PROBLEM DESCRIPTION =>
Tally up the lines where the string "евхаристии" appears; reply with the number only.

[begin ENTRIES PROVIDED]

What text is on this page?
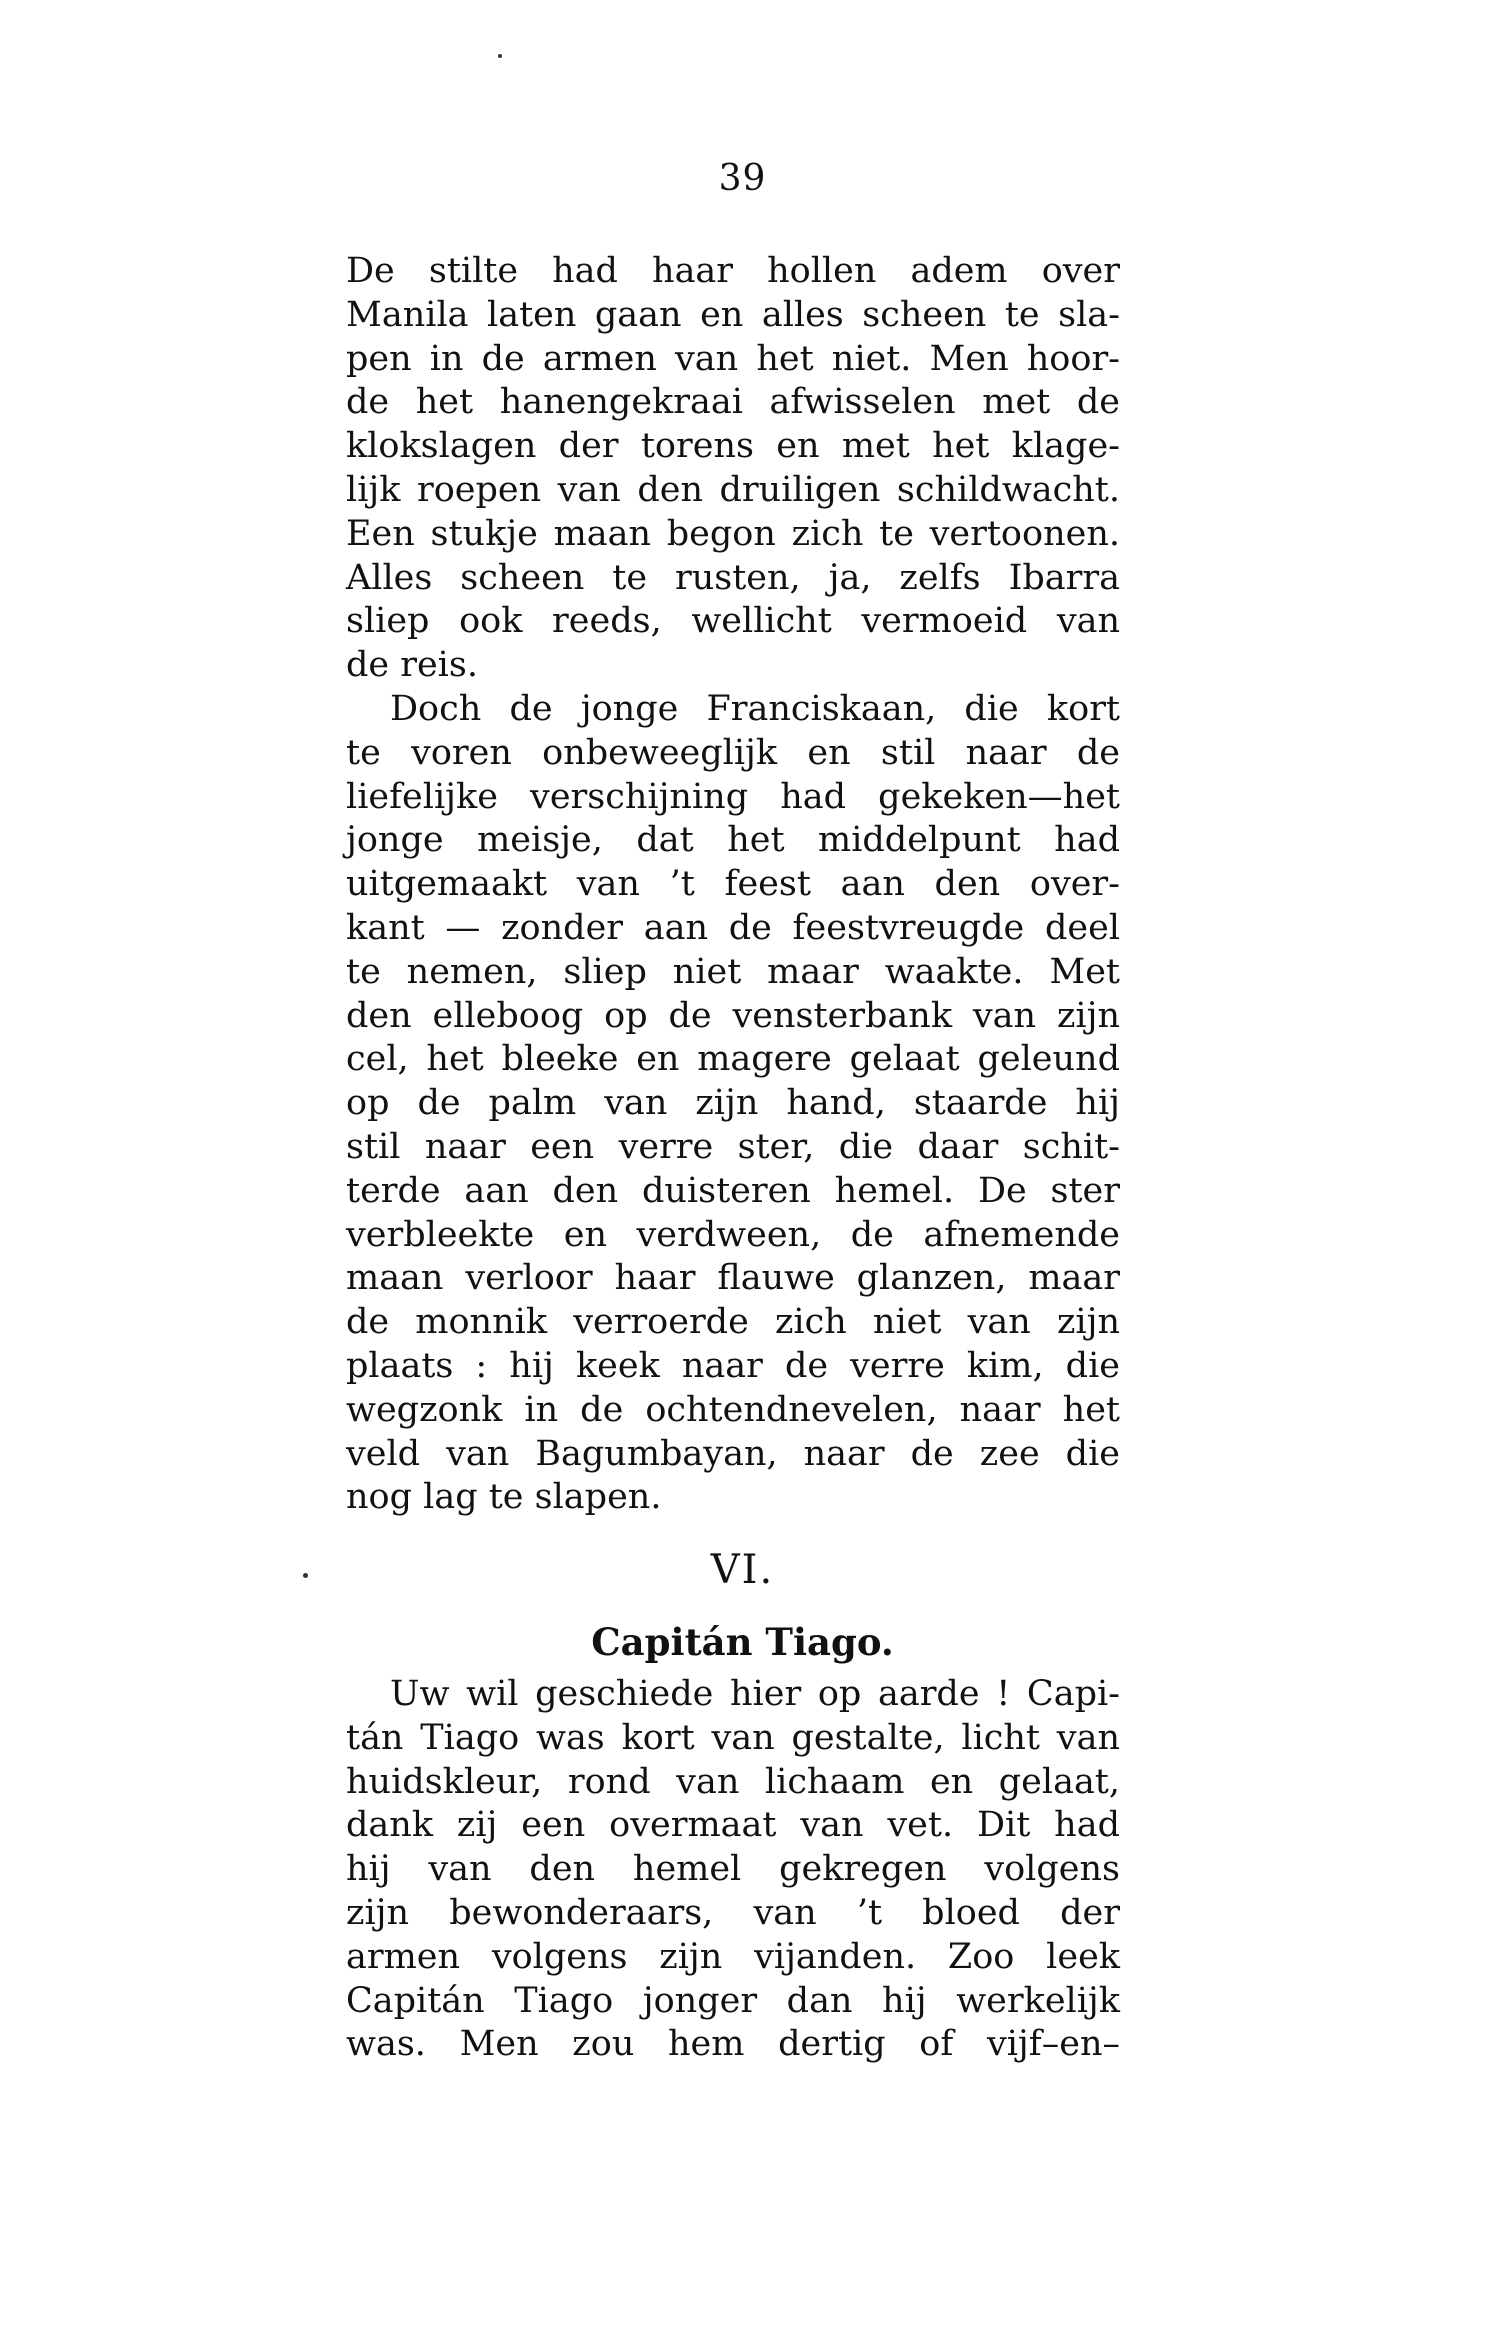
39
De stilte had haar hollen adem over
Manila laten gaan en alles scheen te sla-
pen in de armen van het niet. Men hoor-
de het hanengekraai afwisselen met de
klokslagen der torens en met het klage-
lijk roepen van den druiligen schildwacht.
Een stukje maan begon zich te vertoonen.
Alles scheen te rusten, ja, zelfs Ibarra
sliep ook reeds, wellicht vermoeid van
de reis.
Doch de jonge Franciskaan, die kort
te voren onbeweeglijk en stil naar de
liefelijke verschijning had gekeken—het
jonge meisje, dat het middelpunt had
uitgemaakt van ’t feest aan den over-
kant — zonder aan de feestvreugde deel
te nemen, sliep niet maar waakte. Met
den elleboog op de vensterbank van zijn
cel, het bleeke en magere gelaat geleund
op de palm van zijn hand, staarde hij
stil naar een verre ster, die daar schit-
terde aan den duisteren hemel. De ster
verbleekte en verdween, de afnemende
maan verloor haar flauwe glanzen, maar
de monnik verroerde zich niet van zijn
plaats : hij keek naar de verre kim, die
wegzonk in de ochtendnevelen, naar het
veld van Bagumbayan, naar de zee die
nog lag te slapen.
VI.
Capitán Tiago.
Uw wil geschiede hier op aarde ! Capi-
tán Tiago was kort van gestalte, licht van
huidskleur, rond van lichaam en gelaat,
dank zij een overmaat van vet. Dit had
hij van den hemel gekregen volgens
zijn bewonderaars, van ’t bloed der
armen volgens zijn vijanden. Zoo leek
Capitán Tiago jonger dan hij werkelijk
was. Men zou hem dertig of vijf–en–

[end ENTRIES PROVIDED]
[begin ENTRIES PROVIDED]

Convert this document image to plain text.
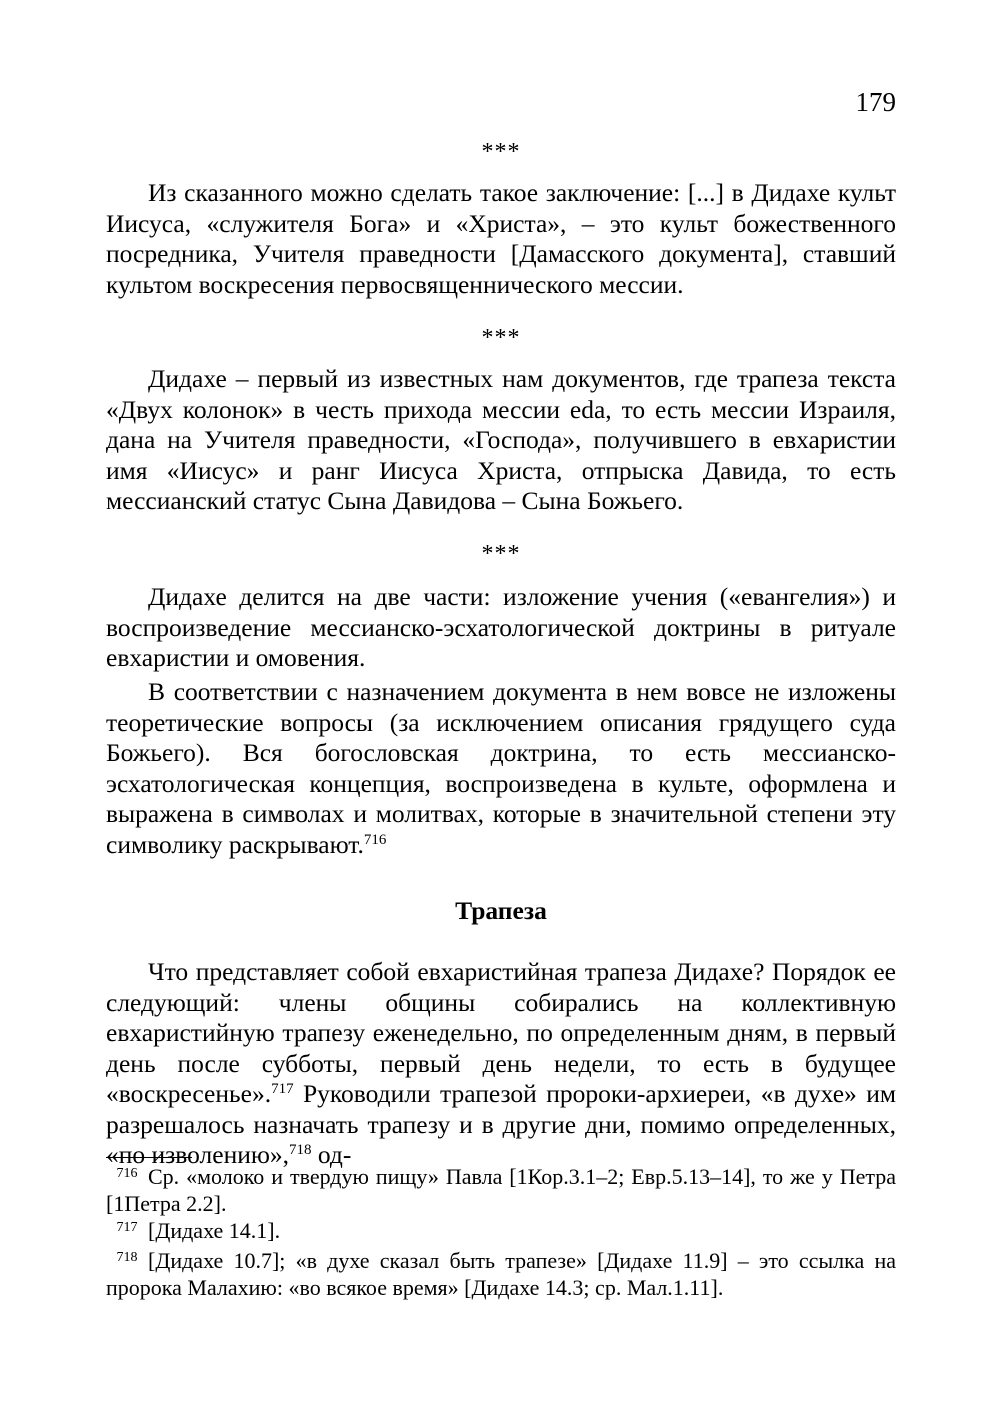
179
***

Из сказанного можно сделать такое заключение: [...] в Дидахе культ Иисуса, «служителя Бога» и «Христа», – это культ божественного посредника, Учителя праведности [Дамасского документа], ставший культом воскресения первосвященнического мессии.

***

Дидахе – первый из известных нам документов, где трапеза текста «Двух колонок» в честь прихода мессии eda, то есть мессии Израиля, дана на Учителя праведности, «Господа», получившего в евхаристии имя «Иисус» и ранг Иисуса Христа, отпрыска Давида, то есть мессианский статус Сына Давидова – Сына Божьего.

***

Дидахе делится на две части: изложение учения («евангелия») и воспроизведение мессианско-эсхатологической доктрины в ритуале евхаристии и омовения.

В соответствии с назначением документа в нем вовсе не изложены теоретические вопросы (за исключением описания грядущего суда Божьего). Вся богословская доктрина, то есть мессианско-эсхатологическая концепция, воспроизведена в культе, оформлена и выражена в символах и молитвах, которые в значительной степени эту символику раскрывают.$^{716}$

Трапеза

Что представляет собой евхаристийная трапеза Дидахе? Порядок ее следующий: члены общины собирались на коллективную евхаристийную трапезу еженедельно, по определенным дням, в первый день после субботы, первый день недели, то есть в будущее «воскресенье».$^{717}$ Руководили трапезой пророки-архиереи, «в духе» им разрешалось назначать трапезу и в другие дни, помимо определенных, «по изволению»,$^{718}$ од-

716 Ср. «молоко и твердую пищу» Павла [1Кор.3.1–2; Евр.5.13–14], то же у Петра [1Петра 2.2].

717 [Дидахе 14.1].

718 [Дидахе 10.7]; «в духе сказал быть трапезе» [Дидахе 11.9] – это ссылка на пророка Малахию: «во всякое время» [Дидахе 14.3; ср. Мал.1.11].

[end ENTRIES PROVIDED]

COMPLETE RESPONSE =>
2